What is needed: List each line of the data that holds the string "document".
========
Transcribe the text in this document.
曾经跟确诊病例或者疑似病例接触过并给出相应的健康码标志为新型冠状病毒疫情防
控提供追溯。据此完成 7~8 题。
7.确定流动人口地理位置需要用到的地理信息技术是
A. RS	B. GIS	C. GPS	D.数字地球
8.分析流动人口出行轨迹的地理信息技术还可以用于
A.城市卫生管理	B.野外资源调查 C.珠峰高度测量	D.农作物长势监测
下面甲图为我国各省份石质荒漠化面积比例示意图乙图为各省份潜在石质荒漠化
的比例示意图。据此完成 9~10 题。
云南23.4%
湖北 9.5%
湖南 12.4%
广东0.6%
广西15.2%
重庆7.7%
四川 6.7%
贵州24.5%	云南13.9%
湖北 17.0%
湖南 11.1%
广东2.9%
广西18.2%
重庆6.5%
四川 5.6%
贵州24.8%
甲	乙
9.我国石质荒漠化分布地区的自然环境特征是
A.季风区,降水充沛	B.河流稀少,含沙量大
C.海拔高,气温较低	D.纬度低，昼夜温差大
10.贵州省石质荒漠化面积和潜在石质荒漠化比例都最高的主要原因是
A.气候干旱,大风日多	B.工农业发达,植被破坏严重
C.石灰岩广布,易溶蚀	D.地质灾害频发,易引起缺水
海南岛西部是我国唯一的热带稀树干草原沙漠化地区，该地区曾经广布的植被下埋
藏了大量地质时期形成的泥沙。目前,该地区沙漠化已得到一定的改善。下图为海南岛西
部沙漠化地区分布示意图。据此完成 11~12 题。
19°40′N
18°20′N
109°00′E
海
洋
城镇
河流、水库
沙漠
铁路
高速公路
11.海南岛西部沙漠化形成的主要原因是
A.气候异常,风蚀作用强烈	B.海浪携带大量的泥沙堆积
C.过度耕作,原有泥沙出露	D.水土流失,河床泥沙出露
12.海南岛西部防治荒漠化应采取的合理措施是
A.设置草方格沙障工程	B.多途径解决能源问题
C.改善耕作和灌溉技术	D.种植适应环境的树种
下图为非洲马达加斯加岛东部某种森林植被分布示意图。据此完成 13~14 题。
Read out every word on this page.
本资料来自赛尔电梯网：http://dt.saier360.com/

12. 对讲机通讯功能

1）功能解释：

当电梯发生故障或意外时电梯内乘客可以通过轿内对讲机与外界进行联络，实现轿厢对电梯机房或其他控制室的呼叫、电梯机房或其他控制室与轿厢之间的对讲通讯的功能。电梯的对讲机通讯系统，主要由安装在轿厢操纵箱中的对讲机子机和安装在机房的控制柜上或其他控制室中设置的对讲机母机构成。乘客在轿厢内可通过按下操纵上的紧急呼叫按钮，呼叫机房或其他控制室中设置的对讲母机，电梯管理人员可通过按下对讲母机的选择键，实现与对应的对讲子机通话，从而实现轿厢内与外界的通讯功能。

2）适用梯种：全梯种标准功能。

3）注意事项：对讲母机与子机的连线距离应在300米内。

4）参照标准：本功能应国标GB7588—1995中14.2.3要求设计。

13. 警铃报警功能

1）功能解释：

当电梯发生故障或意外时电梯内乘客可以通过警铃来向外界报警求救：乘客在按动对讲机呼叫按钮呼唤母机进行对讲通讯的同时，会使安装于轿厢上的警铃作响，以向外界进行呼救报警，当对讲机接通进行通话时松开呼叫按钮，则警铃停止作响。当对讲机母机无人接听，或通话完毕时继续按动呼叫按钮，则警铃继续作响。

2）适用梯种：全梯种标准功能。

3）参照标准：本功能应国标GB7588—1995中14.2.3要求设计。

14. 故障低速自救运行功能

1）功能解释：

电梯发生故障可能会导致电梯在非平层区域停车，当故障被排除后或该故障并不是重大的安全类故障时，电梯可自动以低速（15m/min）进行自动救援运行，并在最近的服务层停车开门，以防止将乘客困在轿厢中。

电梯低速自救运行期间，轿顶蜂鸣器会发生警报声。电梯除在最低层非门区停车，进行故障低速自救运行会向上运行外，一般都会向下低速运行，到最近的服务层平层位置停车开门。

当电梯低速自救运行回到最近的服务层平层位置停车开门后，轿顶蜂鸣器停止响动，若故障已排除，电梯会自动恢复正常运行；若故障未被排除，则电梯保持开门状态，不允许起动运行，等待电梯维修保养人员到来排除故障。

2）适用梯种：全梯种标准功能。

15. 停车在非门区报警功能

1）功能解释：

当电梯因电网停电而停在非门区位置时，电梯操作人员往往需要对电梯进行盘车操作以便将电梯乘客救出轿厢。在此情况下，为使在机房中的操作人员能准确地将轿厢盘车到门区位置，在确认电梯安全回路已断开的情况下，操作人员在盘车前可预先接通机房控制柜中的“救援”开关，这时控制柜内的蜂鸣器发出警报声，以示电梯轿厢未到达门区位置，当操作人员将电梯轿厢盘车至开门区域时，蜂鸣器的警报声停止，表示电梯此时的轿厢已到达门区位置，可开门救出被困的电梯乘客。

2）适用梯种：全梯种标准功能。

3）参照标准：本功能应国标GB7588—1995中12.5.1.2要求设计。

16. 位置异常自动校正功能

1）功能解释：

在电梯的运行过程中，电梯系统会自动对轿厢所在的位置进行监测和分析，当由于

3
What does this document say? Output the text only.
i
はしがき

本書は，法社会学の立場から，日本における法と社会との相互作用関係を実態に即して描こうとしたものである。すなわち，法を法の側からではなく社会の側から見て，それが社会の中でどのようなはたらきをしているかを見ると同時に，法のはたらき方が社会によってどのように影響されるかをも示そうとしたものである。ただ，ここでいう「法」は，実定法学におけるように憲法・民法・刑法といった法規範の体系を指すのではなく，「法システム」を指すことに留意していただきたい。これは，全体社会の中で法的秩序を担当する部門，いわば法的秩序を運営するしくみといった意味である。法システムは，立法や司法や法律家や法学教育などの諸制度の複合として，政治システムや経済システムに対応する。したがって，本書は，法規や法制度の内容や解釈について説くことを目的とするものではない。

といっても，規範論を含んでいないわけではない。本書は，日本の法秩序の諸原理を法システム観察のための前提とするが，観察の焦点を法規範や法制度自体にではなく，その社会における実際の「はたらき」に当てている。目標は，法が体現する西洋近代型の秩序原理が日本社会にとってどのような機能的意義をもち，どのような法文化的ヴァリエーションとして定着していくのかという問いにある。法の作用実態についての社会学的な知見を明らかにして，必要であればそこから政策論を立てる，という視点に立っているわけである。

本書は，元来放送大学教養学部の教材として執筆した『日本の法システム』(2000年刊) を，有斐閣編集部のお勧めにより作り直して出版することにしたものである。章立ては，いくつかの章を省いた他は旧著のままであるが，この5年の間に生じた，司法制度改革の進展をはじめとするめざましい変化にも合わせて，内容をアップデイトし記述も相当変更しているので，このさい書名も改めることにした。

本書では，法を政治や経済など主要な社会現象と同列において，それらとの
========
Written reply:
Transcribe the text in this document.
What does this document say? Output the text only.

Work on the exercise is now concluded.